◆ REQUIREMENT ◆
State the number of lines, and only that number, in which the word "color" appears.

(Lines of data)
──────────────────────────────
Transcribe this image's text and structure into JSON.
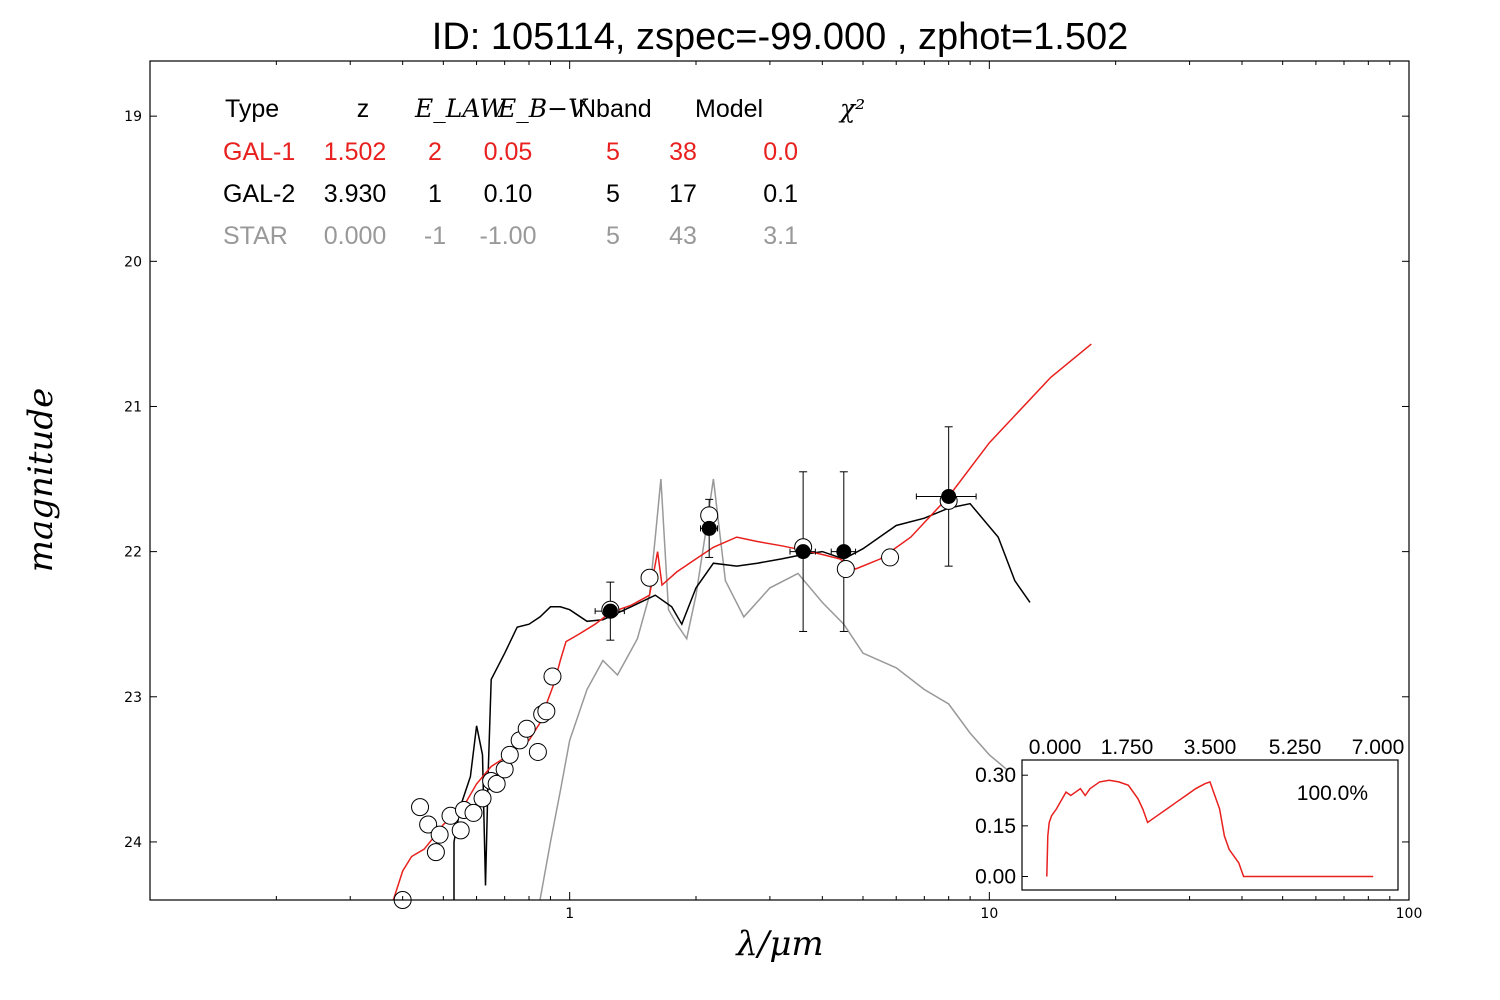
{
  "chart_data": {
    "type": "line",
    "title": "ID:  105114, zspec=-99.000 , zphot=1.502",
    "xlabel": "λ/μm",
    "ylabel": "magnitude",
    "x_scale": "log",
    "xlim": [
      0.1,
      100
    ],
    "ylim": [
      24.4,
      18.62
    ],
    "y_inverted": true,
    "x_ticks": [
      1,
      10,
      100
    ],
    "x_tick_labels": [
      "1",
      "10",
      "100"
    ],
    "y_ticks": [
      19,
      20,
      21,
      22,
      23,
      24
    ],
    "y_tick_labels": [
      "19",
      "20",
      "21",
      "22",
      "23",
      "24"
    ],
    "legend_table": {
      "headers": [
        "Type",
        "z",
        "E_LAW",
        "E_B−V",
        "Nband",
        "Model",
        "χ²"
      ],
      "rows": [
        {
          "type": "GAL-1",
          "z": "1.502",
          "elaw": "2",
          "ebv": "0.05",
          "nband": "5",
          "model": "38",
          "chi2": "0.0",
          "color": "#e8201e"
        },
        {
          "type": "GAL-2",
          "z": "3.930",
          "elaw": "1",
          "ebv": "0.10",
          "nband": "5",
          "model": "17",
          "chi2": "0.1",
          "color": "#000000"
        },
        {
          "type": "STAR",
          "z": "0.000",
          "elaw": "-1",
          "ebv": "-1.00",
          "nband": "5",
          "model": "43",
          "chi2": "3.1",
          "color": "#999999"
        }
      ]
    },
    "series": [
      {
        "name": "GAL-1",
        "color": "#e8201e",
        "points": [
          [
            0.38,
            24.4
          ],
          [
            0.4,
            24.2
          ],
          [
            0.42,
            24.1
          ],
          [
            0.45,
            24.05
          ],
          [
            0.48,
            23.95
          ],
          [
            0.5,
            23.88
          ],
          [
            0.53,
            23.82
          ],
          [
            0.56,
            23.75
          ],
          [
            0.6,
            23.6
          ],
          [
            0.65,
            23.48
          ],
          [
            0.7,
            23.42
          ],
          [
            0.75,
            23.35
          ],
          [
            0.8,
            23.3
          ],
          [
            0.85,
            23.18
          ],
          [
            0.88,
            23.05
          ],
          [
            0.92,
            22.9
          ],
          [
            0.95,
            22.75
          ],
          [
            0.98,
            22.62
          ],
          [
            1.05,
            22.57
          ],
          [
            1.15,
            22.5
          ],
          [
            1.25,
            22.42
          ],
          [
            1.4,
            22.37
          ],
          [
            1.55,
            22.3
          ],
          [
            1.62,
            22.0
          ],
          [
            1.66,
            22.23
          ],
          [
            1.8,
            22.14
          ],
          [
            2.0,
            22.05
          ],
          [
            2.2,
            21.97
          ],
          [
            2.5,
            21.9
          ],
          [
            2.8,
            21.93
          ],
          [
            3.2,
            21.96
          ],
          [
            3.6,
            21.99
          ],
          [
            4.0,
            22.02
          ],
          [
            4.4,
            22.05
          ],
          [
            4.8,
            22.12
          ],
          [
            5.5,
            22.05
          ],
          [
            6.5,
            21.9
          ],
          [
            8.0,
            21.62
          ],
          [
            10.0,
            21.25
          ],
          [
            14.0,
            20.8
          ],
          [
            17.5,
            20.57
          ]
        ]
      },
      {
        "name": "GAL-2",
        "color": "#000000",
        "points": [
          [
            0.53,
            24.4
          ],
          [
            0.53,
            24.0
          ],
          [
            0.55,
            23.75
          ],
          [
            0.58,
            23.55
          ],
          [
            0.6,
            23.2
          ],
          [
            0.62,
            23.4
          ],
          [
            0.63,
            24.3
          ],
          [
            0.64,
            23.5
          ],
          [
            0.65,
            22.88
          ],
          [
            0.7,
            22.7
          ],
          [
            0.75,
            22.52
          ],
          [
            0.8,
            22.5
          ],
          [
            0.85,
            22.45
          ],
          [
            0.9,
            22.38
          ],
          [
            0.95,
            22.38
          ],
          [
            1.0,
            22.4
          ],
          [
            1.1,
            22.48
          ],
          [
            1.2,
            22.47
          ],
          [
            1.4,
            22.38
          ],
          [
            1.6,
            22.3
          ],
          [
            1.75,
            22.38
          ],
          [
            1.85,
            22.5
          ],
          [
            2.0,
            22.25
          ],
          [
            2.2,
            22.08
          ],
          [
            2.5,
            22.1
          ],
          [
            2.8,
            22.08
          ],
          [
            3.2,
            22.05
          ],
          [
            3.6,
            22.02
          ],
          [
            4.0,
            22.0
          ],
          [
            4.5,
            22.05
          ],
          [
            5.0,
            21.98
          ],
          [
            6.0,
            21.82
          ],
          [
            7.0,
            21.77
          ],
          [
            8.0,
            21.7
          ],
          [
            9.0,
            21.67
          ],
          [
            10.5,
            21.9
          ],
          [
            11.5,
            22.2
          ],
          [
            12.5,
            22.35
          ]
        ]
      },
      {
        "name": "STAR",
        "color": "#999999",
        "points": [
          [
            0.85,
            24.4
          ],
          [
            0.9,
            24.0
          ],
          [
            0.95,
            23.65
          ],
          [
            1.0,
            23.3
          ],
          [
            1.1,
            22.95
          ],
          [
            1.2,
            22.75
          ],
          [
            1.3,
            22.85
          ],
          [
            1.45,
            22.6
          ],
          [
            1.55,
            22.3
          ],
          [
            1.6,
            21.9
          ],
          [
            1.65,
            21.5
          ],
          [
            1.72,
            22.4
          ],
          [
            1.8,
            22.5
          ],
          [
            1.9,
            22.6
          ],
          [
            2.0,
            22.3
          ],
          [
            2.1,
            21.9
          ],
          [
            2.2,
            21.5
          ],
          [
            2.35,
            22.2
          ],
          [
            2.6,
            22.45
          ],
          [
            3.0,
            22.25
          ],
          [
            3.5,
            22.15
          ],
          [
            4.0,
            22.35
          ],
          [
            4.5,
            22.5
          ],
          [
            5.0,
            22.7
          ],
          [
            6.0,
            22.8
          ],
          [
            7.0,
            22.95
          ],
          [
            8.0,
            23.05
          ],
          [
            9.0,
            23.25
          ],
          [
            10.0,
            23.4
          ],
          [
            11.0,
            23.5
          ]
        ]
      }
    ],
    "obs_points": [
      {
        "x": 1.25,
        "y": 22.41,
        "yerr": 0.2,
        "xerr": 0.1
      },
      {
        "x": 2.15,
        "y": 21.84,
        "yerr": 0.2,
        "xerr": 0.1
      },
      {
        "x": 3.6,
        "y": 22.0,
        "yerr": 0.55,
        "xerr": 0.25
      },
      {
        "x": 4.5,
        "y": 22.0,
        "yerr": 0.55,
        "xerr": 0.3
      },
      {
        "x": 8.0,
        "y": 21.62,
        "yerr": 0.48,
        "xerr": 1.3
      }
    ],
    "model_points": [
      [
        0.4,
        24.4
      ],
      [
        0.44,
        23.76
      ],
      [
        0.46,
        23.88
      ],
      [
        0.48,
        24.07
      ],
      [
        0.49,
        23.95
      ],
      [
        0.52,
        23.82
      ],
      [
        0.55,
        23.92
      ],
      [
        0.56,
        23.78
      ],
      [
        0.59,
        23.8
      ],
      [
        0.62,
        23.7
      ],
      [
        0.65,
        23.58
      ],
      [
        0.67,
        23.6
      ],
      [
        0.7,
        23.5
      ],
      [
        0.72,
        23.4
      ],
      [
        0.76,
        23.3
      ],
      [
        0.79,
        23.22
      ],
      [
        0.84,
        23.38
      ],
      [
        0.86,
        23.12
      ],
      [
        0.88,
        23.1
      ],
      [
        0.91,
        22.86
      ],
      [
        1.25,
        22.4
      ],
      [
        1.55,
        22.18
      ],
      [
        2.15,
        21.75
      ],
      [
        3.6,
        21.97
      ],
      [
        4.55,
        22.12
      ],
      [
        5.8,
        22.04
      ],
      [
        8.0,
        21.65
      ]
    ],
    "inset": {
      "x_ticks": [
        "0.000",
        "1.750",
        "3.500",
        "5.250",
        "7.000"
      ],
      "y_ticks": [
        "0.00",
        "0.15",
        "0.30"
      ],
      "xlim": [
        0,
        7
      ],
      "ylim": [
        -0.04,
        0.345
      ],
      "annotation": "100.0%",
      "color": "#e8201e",
      "x": [
        0.1,
        0.12,
        0.15,
        0.2,
        0.3,
        0.5,
        0.6,
        0.8,
        0.9,
        1.0,
        1.1,
        1.2,
        1.4,
        1.6,
        1.8,
        2.0,
        2.1,
        2.2,
        2.4,
        2.6,
        2.8,
        3.0,
        3.2,
        3.4,
        3.5,
        3.6,
        3.7,
        3.8,
        3.9,
        4.0,
        4.1,
        4.2,
        4.3,
        4.4,
        4.6,
        5.0,
        6.0,
        6.9
      ],
      "y": [
        0.0,
        0.12,
        0.16,
        0.18,
        0.2,
        0.25,
        0.24,
        0.26,
        0.24,
        0.26,
        0.27,
        0.28,
        0.285,
        0.28,
        0.27,
        0.23,
        0.2,
        0.16,
        0.18,
        0.2,
        0.22,
        0.24,
        0.26,
        0.275,
        0.28,
        0.24,
        0.2,
        0.12,
        0.08,
        0.06,
        0.04,
        0.0,
        0.0,
        0.0,
        0.0,
        0.0,
        0.0,
        0.0
      ]
    }
  }
}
──────────────────────────────
◆ SOLVED EXERCISE ◆
7